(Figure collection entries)
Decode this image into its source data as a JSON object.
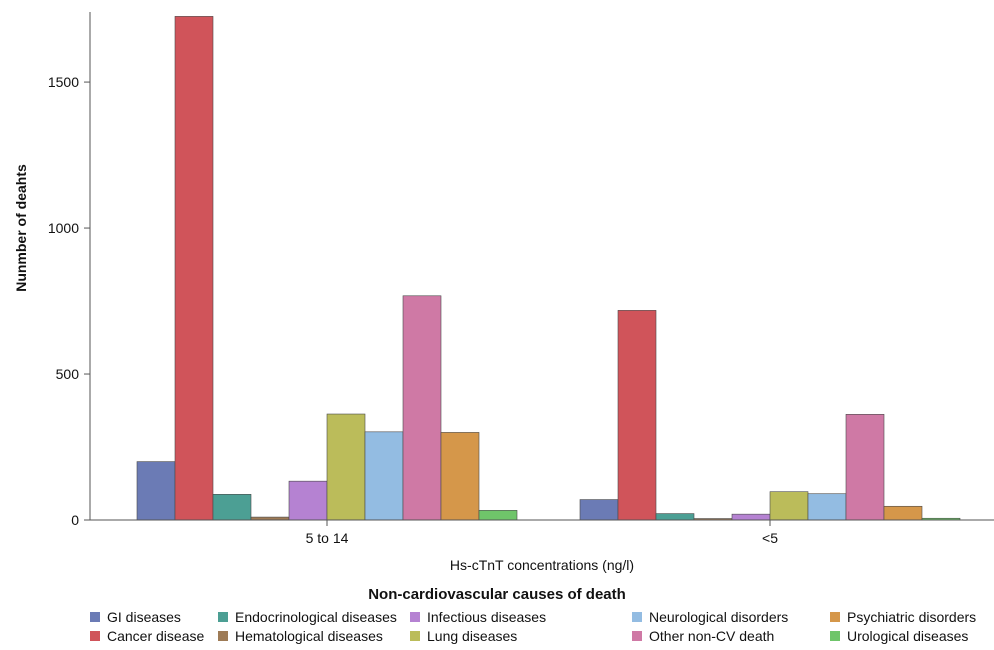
{
  "chart_data": {
    "type": "bar",
    "categories": [
      "5 to 14",
      "<5"
    ],
    "xlabel": "Hs-cTnT concentrations (ng/l)",
    "ylabel": "Nunmber of deahts",
    "ylim": [
      0,
      1740
    ],
    "yticks": [
      0,
      500,
      1000,
      1500
    ],
    "grid": false,
    "legend_title": "Non-cardiovascular causes of death",
    "legend_position": "bottom",
    "series": [
      {
        "name": "GI diseases",
        "color": "#6b7bb5",
        "values": [
          200,
          70
        ]
      },
      {
        "name": "Cancer disease",
        "color": "#d0545a",
        "values": [
          1725,
          718
        ]
      },
      {
        "name": "Endocrinological diseases",
        "color": "#4c9f94",
        "values": [
          88,
          22
        ]
      },
      {
        "name": "Hematological diseases",
        "color": "#9e7b56",
        "values": [
          10,
          5
        ]
      },
      {
        "name": "Infectious diseases",
        "color": "#b582d2",
        "values": [
          133,
          20
        ]
      },
      {
        "name": "Lung diseases",
        "color": "#bbbc5a",
        "values": [
          363,
          97
        ]
      },
      {
        "name": "Neurological disorders",
        "color": "#93bce2",
        "values": [
          302,
          90
        ]
      },
      {
        "name": "Other non-CV death",
        "color": "#cf79a5",
        "values": [
          768,
          362
        ]
      },
      {
        "name": "Psychiatric disorders",
        "color": "#d5974a",
        "values": [
          300,
          47
        ]
      },
      {
        "name": "Urological diseases",
        "color": "#6fc56a",
        "values": [
          33,
          6
        ]
      }
    ]
  }
}
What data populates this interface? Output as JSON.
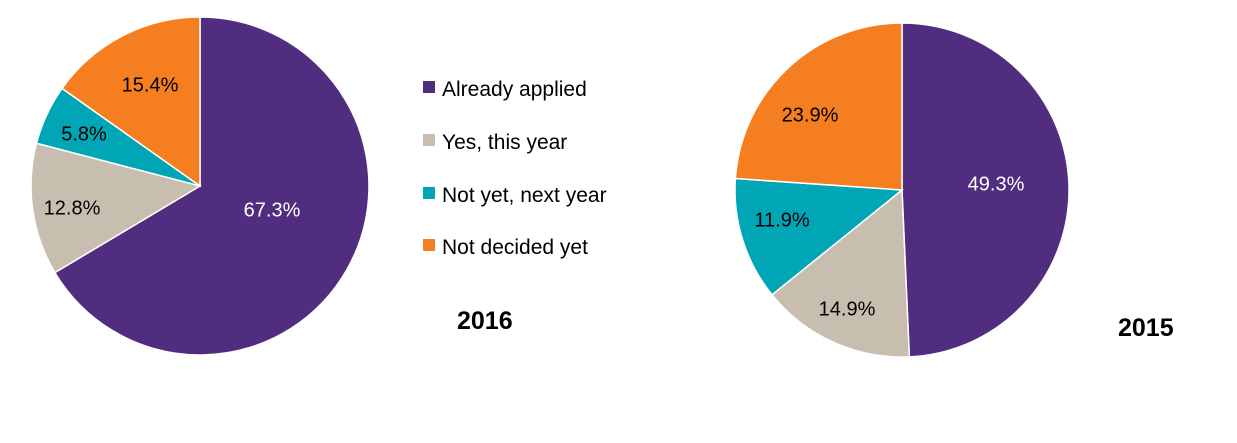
{
  "legend": {
    "position": "center",
    "items": [
      {
        "label": "Already applied",
        "color": "#512d7f"
      },
      {
        "label": "Yes, this year",
        "color": "#c8beb0"
      },
      {
        "label": "Not yet, next year",
        "color": "#00a6b6"
      },
      {
        "label": "Not decided yet",
        "color": "#f57f20"
      }
    ]
  },
  "chart_data": [
    {
      "type": "pie",
      "title": "2016",
      "categories": [
        "Already applied",
        "Yes, this year",
        "Not yet, next year",
        "Not decided yet"
      ],
      "values": [
        67.3,
        12.8,
        5.8,
        15.4
      ],
      "value_labels": [
        "67.3%",
        "12.8%",
        "5.8%",
        "15.4%"
      ],
      "colors": [
        "#512d7f",
        "#c8beb0",
        "#00a6b6",
        "#f57f20"
      ],
      "label_colors": [
        "#ffffff",
        "#000000",
        "#000000",
        "#000000"
      ]
    },
    {
      "type": "pie",
      "title": "2015",
      "categories": [
        "Already applied",
        "Yes, this year",
        "Not yet, next year",
        "Not decided yet"
      ],
      "values": [
        49.3,
        14.9,
        11.9,
        23.9
      ],
      "value_labels": [
        "49.3%",
        "14.9%",
        "11.9%",
        "23.9%"
      ],
      "colors": [
        "#512d7f",
        "#c8beb0",
        "#00a6b6",
        "#f57f20"
      ],
      "label_colors": [
        "#ffffff",
        "#000000",
        "#000000",
        "#000000"
      ]
    }
  ]
}
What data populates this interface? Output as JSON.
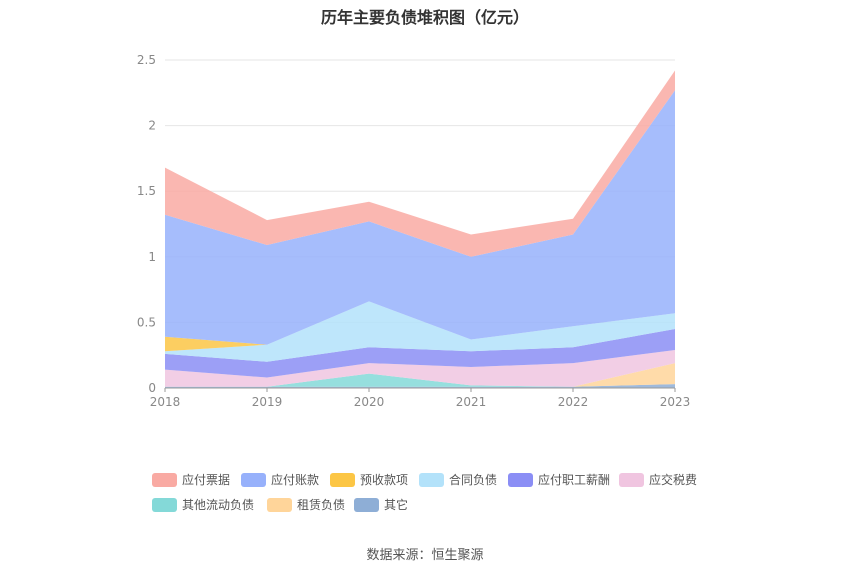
{
  "title": "历年主要负债堆积图（亿元）",
  "source": "数据来源：恒生聚源",
  "chart_data": {
    "type": "area",
    "stacked": true,
    "title": "历年主要负债堆积图（亿元）",
    "categories": [
      "2018",
      "2019",
      "2020",
      "2021",
      "2022",
      "2023"
    ],
    "ylim": [
      0,
      2.5
    ],
    "yticks": [
      "0",
      "0.5",
      "1",
      "1.5",
      "2",
      "2.5"
    ],
    "grid": true,
    "legend_position": "bottom",
    "series": [
      {
        "name": "其它",
        "color": "#8eaed6",
        "values": [
          0.01,
          0.01,
          0.01,
          0.01,
          0.01,
          0.03
        ]
      },
      {
        "name": "租赁负债",
        "color": "#ffd59a",
        "values": [
          0.0,
          0.0,
          0.0,
          0.0,
          0.0,
          0.16
        ]
      },
      {
        "name": "其他流动负债",
        "color": "#84d9d8",
        "values": [
          0.0,
          0.0,
          0.1,
          0.01,
          0.0,
          0.0
        ]
      },
      {
        "name": "应交税费",
        "color": "#f0c5e0",
        "values": [
          0.13,
          0.07,
          0.08,
          0.14,
          0.18,
          0.1
        ]
      },
      {
        "name": "应付职工薪酬",
        "color": "#8b8ef5",
        "values": [
          0.12,
          0.12,
          0.12,
          0.12,
          0.12,
          0.16
        ]
      },
      {
        "name": "合同负债",
        "color": "#b3e2fa",
        "values": [
          0.02,
          0.13,
          0.35,
          0.09,
          0.16,
          0.12
        ]
      },
      {
        "name": "预收款项",
        "color": "#fcc645",
        "values": [
          0.11,
          0.0,
          0.0,
          0.0,
          0.0,
          0.0
        ]
      },
      {
        "name": "应付账款",
        "color": "#97b1fb",
        "values": [
          0.93,
          0.76,
          0.61,
          0.63,
          0.7,
          1.7
        ]
      },
      {
        "name": "应付票据",
        "color": "#f9aaa3",
        "values": [
          0.36,
          0.19,
          0.15,
          0.17,
          0.12,
          0.15
        ]
      }
    ],
    "legend_order": [
      "应付票据",
      "应付账款",
      "预收款项",
      "合同负债",
      "应付职工薪酬",
      "应交税费",
      "其他流动负债",
      "租赁负债",
      "其它"
    ]
  }
}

TASK GOAL
Leave out the pictures and retype every line above exactly.

TASK OUTPUT
Decode this image into its source data as a JSON object.
{
  "chart_data": {
    "type": "bar",
    "categories": [
      "5 to 14",
      "<5"
    ],
    "xlabel": "Hs-cTnT concentrations (ng/l)",
    "ylabel": "Nunmber of deahts",
    "ylim": [
      0,
      1740
    ],
    "yticks": [
      0,
      500,
      1000,
      1500
    ],
    "grid": false,
    "legend_title": "Non-cardiovascular causes of death",
    "legend_position": "bottom",
    "series": [
      {
        "name": "GI diseases",
        "color": "#6b7bb5",
        "values": [
          200,
          70
        ]
      },
      {
        "name": "Cancer disease",
        "color": "#d0545a",
        "values": [
          1725,
          718
        ]
      },
      {
        "name": "Endocrinological diseases",
        "color": "#4c9f94",
        "values": [
          88,
          22
        ]
      },
      {
        "name": "Hematological diseases",
        "color": "#9e7b56",
        "values": [
          10,
          5
        ]
      },
      {
        "name": "Infectious diseases",
        "color": "#b582d2",
        "values": [
          133,
          20
        ]
      },
      {
        "name": "Lung diseases",
        "color": "#bbbc5a",
        "values": [
          363,
          97
        ]
      },
      {
        "name": "Neurological disorders",
        "color": "#93bce2",
        "values": [
          302,
          90
        ]
      },
      {
        "name": "Other non-CV death",
        "color": "#cf79a5",
        "values": [
          768,
          362
        ]
      },
      {
        "name": "Psychiatric disorders",
        "color": "#d5974a",
        "values": [
          300,
          47
        ]
      },
      {
        "name": "Urological diseases",
        "color": "#6fc56a",
        "values": [
          33,
          6
        ]
      }
    ]
  }
}
What data populates this interface? Output as JSON.
{
  "legend": {
    "position": "center",
    "items": [
      {
        "label": "Already applied",
        "color": "#512d7f"
      },
      {
        "label": "Yes, this year",
        "color": "#c8beb0"
      },
      {
        "label": "Not yet, next year",
        "color": "#00a6b6"
      },
      {
        "label": "Not decided yet",
        "color": "#f57f20"
      }
    ]
  },
  "chart_data": [
    {
      "type": "pie",
      "title": "2016",
      "categories": [
        "Already applied",
        "Yes, this year",
        "Not yet, next year",
        "Not decided yet"
      ],
      "values": [
        67.3,
        12.8,
        5.8,
        15.4
      ],
      "value_labels": [
        "67.3%",
        "12.8%",
        "5.8%",
        "15.4%"
      ],
      "colors": [
        "#512d7f",
        "#c8beb0",
        "#00a6b6",
        "#f57f20"
      ],
      "label_colors": [
        "#ffffff",
        "#000000",
        "#000000",
        "#000000"
      ]
    },
    {
      "type": "pie",
      "title": "2015",
      "categories": [
        "Already applied",
        "Yes, this year",
        "Not yet, next year",
        "Not decided yet"
      ],
      "values": [
        49.3,
        14.9,
        11.9,
        23.9
      ],
      "value_labels": [
        "49.3%",
        "14.9%",
        "11.9%",
        "23.9%"
      ],
      "colors": [
        "#512d7f",
        "#c8beb0",
        "#00a6b6",
        "#f57f20"
      ],
      "label_colors": [
        "#ffffff",
        "#000000",
        "#000000",
        "#000000"
      ]
    }
  ]
}
What data populates this interface? Output as JSON.
{
  "title": "历年主要负债堆积图（亿元）",
  "source": "数据来源：恒生聚源",
  "chart_data": {
    "type": "area",
    "stacked": true,
    "title": "历年主要负债堆积图（亿元）",
    "categories": [
      "2018",
      "2019",
      "2020",
      "2021",
      "2022",
      "2023"
    ],
    "ylim": [
      0,
      2.5
    ],
    "yticks": [
      "0",
      "0.5",
      "1",
      "1.5",
      "2",
      "2.5"
    ],
    "grid": true,
    "legend_position": "bottom",
    "series": [
      {
        "name": "其它",
        "color": "#8eaed6",
        "values": [
          0.01,
          0.01,
          0.01,
          0.01,
          0.01,
          0.03
        ]
      },
      {
        "name": "租赁负债",
        "color": "#ffd59a",
        "values": [
          0.0,
          0.0,
          0.0,
          0.0,
          0.0,
          0.16
        ]
      },
      {
        "name": "其他流动负债",
        "color": "#84d9d8",
        "values": [
          0.0,
          0.0,
          0.1,
          0.01,
          0.0,
          0.0
        ]
      },
      {
        "name": "应交税费",
        "color": "#f0c5e0",
        "values": [
          0.13,
          0.07,
          0.08,
          0.14,
          0.18,
          0.1
        ]
      },
      {
        "name": "应付职工薪酬",
        "color": "#8b8ef5",
        "values": [
          0.12,
          0.12,
          0.12,
          0.12,
          0.12,
          0.16
        ]
      },
      {
        "name": "合同负债",
        "color": "#b3e2fa",
        "values": [
          0.02,
          0.13,
          0.35,
          0.09,
          0.16,
          0.12
        ]
      },
      {
        "name": "预收款项",
        "color": "#fcc645",
        "values": [
          0.11,
          0.0,
          0.0,
          0.0,
          0.0,
          0.0
        ]
      },
      {
        "name": "应付账款",
        "color": "#97b1fb",
        "values": [
          0.93,
          0.76,
          0.61,
          0.63,
          0.7,
          1.7
        ]
      },
      {
        "name": "应付票据",
        "color": "#f9aaa3",
        "values": [
          0.36,
          0.19,
          0.15,
          0.17,
          0.12,
          0.15
        ]
      }
    ],
    "legend_order": [
      "应付票据",
      "应付账款",
      "预收款项",
      "合同负债",
      "应付职工薪酬",
      "应交税费",
      "其他流动负债",
      "租赁负债",
      "其它"
    ]
  }
}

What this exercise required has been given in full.